● **Requirements**:
Please list all lines of the material below in which the string "Variables" occurs.

Saved data entries

--------------------------------------------------

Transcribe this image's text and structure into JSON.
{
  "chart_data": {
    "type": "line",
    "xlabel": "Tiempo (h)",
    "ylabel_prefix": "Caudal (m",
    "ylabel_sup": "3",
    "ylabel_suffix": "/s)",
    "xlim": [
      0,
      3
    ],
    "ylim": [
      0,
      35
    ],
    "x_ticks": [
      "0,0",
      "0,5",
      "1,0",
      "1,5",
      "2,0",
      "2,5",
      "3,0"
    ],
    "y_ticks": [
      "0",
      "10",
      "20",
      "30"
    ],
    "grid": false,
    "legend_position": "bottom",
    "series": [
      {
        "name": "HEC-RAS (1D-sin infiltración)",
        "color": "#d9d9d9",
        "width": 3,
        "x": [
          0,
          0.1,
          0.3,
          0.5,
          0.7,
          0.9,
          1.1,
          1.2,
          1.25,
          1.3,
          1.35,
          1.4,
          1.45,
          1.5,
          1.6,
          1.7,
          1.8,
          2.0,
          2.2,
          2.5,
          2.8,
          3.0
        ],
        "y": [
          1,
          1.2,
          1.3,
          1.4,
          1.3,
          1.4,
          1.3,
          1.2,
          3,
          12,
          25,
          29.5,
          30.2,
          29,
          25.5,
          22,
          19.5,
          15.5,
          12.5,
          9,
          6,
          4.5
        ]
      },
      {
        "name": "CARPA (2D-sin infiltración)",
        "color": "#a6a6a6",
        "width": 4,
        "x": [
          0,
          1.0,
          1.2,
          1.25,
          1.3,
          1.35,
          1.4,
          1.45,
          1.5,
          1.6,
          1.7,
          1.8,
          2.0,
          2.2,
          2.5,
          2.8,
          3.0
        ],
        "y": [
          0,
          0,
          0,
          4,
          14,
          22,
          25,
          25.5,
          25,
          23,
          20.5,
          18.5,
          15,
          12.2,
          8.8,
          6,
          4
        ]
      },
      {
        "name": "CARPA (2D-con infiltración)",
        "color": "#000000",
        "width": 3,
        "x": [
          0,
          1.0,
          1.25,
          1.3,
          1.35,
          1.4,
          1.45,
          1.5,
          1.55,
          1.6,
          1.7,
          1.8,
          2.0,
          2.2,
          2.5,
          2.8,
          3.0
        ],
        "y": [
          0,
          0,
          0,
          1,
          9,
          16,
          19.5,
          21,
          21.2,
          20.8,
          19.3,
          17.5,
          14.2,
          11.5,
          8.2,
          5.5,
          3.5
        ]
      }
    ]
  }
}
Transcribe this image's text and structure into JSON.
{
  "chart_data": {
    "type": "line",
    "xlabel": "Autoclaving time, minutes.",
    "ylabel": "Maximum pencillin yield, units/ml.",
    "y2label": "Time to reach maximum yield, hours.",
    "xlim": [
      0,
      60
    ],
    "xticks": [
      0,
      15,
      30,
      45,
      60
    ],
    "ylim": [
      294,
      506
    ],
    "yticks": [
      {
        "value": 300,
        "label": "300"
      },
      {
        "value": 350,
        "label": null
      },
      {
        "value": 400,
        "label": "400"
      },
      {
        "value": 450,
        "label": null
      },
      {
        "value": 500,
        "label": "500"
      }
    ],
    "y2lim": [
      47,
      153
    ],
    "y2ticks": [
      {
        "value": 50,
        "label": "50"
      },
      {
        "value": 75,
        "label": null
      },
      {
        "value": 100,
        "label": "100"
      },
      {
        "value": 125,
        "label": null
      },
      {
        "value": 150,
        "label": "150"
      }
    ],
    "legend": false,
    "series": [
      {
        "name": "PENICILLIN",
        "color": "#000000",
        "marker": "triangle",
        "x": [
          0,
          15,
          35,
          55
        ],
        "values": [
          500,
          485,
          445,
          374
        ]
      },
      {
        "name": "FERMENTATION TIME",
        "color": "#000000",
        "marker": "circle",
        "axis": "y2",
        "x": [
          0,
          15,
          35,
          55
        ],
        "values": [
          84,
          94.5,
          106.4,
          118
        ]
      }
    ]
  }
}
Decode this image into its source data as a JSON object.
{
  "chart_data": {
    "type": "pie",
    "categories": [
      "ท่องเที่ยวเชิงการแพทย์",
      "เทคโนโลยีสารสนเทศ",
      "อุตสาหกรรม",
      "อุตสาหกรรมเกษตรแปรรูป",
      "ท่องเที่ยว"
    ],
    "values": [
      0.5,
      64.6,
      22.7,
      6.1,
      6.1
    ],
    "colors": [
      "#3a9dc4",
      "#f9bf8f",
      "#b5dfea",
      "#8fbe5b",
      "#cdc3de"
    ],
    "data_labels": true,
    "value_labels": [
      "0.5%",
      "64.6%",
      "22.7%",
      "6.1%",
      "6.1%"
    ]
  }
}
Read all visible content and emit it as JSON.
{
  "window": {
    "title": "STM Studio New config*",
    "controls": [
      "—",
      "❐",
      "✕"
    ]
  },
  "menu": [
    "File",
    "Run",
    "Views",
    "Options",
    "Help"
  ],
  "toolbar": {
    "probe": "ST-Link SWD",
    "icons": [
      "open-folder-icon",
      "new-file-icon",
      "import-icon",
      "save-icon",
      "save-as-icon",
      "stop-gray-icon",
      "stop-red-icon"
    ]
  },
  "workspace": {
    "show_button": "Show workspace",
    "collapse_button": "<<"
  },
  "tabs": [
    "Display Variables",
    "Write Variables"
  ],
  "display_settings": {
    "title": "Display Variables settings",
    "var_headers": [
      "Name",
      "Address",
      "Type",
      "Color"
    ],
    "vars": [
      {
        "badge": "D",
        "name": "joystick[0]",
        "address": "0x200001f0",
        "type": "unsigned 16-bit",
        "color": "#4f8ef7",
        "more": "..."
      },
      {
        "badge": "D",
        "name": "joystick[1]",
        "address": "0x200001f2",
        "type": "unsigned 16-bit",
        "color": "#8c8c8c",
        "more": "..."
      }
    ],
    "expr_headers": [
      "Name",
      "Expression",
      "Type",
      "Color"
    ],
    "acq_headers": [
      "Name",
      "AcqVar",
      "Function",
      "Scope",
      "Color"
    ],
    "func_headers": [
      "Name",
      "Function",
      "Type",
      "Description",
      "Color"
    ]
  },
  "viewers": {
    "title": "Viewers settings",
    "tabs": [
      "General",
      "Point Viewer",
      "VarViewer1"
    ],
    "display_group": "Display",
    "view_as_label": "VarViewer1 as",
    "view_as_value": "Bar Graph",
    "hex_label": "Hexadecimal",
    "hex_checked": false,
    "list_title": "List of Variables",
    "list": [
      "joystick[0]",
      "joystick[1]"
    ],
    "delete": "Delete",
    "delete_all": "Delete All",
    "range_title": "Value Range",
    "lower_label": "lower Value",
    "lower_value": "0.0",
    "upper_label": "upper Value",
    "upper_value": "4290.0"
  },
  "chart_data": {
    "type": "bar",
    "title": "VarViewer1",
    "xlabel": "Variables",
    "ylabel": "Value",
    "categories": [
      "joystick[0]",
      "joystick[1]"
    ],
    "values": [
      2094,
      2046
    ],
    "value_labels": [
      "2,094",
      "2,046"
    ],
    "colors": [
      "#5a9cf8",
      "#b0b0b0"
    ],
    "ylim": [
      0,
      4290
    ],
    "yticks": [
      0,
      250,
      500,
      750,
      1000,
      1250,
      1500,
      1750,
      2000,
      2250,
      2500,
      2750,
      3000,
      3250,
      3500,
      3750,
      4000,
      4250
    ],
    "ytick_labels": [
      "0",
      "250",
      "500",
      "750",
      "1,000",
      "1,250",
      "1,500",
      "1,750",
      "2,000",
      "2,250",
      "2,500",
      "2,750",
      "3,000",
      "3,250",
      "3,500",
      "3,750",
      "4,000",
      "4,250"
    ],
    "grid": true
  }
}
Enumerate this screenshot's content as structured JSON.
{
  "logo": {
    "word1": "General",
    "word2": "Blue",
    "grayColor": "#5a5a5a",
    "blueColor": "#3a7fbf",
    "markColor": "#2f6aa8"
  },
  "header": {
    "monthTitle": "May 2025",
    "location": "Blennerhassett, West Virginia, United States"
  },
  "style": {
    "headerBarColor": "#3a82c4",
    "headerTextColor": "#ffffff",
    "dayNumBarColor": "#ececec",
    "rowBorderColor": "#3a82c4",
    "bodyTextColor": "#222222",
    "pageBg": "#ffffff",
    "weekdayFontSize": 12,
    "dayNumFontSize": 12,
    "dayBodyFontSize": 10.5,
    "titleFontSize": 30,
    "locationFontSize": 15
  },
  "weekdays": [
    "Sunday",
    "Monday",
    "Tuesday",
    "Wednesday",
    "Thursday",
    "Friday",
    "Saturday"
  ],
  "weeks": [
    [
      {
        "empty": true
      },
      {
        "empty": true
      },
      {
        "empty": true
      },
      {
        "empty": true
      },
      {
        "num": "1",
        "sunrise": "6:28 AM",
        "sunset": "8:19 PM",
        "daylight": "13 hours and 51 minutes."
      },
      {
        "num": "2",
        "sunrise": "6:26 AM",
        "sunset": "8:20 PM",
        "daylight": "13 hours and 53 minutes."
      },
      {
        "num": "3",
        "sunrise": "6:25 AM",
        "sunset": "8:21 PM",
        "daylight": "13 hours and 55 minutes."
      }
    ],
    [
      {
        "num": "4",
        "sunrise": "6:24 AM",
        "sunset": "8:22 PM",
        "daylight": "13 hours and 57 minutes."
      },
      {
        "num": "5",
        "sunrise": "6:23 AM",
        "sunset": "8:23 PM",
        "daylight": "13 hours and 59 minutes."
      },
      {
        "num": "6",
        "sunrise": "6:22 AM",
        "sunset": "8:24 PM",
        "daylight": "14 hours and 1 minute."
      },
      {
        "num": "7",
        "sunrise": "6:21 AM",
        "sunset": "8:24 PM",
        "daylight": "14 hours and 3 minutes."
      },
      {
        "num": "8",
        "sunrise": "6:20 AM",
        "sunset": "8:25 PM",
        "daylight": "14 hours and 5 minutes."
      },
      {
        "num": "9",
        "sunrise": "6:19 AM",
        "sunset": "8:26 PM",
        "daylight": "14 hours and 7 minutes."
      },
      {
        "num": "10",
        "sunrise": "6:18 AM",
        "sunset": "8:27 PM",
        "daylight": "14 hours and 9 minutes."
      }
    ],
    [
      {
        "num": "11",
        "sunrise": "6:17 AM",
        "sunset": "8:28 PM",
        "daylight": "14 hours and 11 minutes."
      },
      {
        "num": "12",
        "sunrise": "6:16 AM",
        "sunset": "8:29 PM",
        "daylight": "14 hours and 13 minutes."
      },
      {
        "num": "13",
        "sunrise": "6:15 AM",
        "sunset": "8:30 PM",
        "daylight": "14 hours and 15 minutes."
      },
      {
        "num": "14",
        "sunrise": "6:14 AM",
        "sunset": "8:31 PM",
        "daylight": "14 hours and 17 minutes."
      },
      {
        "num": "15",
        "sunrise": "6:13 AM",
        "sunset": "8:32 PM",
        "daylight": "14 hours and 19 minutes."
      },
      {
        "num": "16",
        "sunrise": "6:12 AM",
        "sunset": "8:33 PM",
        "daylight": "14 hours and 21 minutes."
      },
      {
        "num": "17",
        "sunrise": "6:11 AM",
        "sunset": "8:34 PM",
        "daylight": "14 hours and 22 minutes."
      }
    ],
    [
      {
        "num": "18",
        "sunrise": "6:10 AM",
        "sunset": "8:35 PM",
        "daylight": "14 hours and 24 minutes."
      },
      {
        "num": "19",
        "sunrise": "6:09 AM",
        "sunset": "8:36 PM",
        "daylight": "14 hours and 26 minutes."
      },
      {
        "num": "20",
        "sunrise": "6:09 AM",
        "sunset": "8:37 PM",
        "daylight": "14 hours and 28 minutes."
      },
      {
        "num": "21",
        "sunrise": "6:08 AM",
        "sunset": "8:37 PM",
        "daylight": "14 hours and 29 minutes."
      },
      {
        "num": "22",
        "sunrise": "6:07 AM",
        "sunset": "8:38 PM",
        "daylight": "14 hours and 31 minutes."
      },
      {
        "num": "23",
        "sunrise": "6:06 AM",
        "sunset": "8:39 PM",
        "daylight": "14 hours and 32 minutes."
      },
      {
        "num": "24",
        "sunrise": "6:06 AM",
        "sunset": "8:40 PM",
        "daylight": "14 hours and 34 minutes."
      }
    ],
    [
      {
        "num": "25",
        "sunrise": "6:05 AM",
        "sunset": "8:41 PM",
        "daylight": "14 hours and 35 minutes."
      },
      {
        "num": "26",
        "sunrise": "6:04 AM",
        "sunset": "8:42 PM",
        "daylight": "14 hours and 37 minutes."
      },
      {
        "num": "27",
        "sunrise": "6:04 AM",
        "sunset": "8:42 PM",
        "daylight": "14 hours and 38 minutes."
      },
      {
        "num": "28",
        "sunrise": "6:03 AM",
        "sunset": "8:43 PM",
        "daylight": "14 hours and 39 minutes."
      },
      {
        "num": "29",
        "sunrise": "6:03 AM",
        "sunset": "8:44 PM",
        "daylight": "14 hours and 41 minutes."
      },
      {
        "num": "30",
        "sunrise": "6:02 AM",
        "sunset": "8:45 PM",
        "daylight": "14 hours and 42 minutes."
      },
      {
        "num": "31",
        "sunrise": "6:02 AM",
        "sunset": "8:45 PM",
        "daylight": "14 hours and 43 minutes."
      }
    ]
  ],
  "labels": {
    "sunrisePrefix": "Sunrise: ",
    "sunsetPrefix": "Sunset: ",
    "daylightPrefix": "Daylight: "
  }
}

--------------------------------------------------

● **Exercise result**:
    "Display Variables",
    "Write Variables"
    "title": "Display Variables settings",
    "list_title": "List of Variables",
    "xlabel": "Variables",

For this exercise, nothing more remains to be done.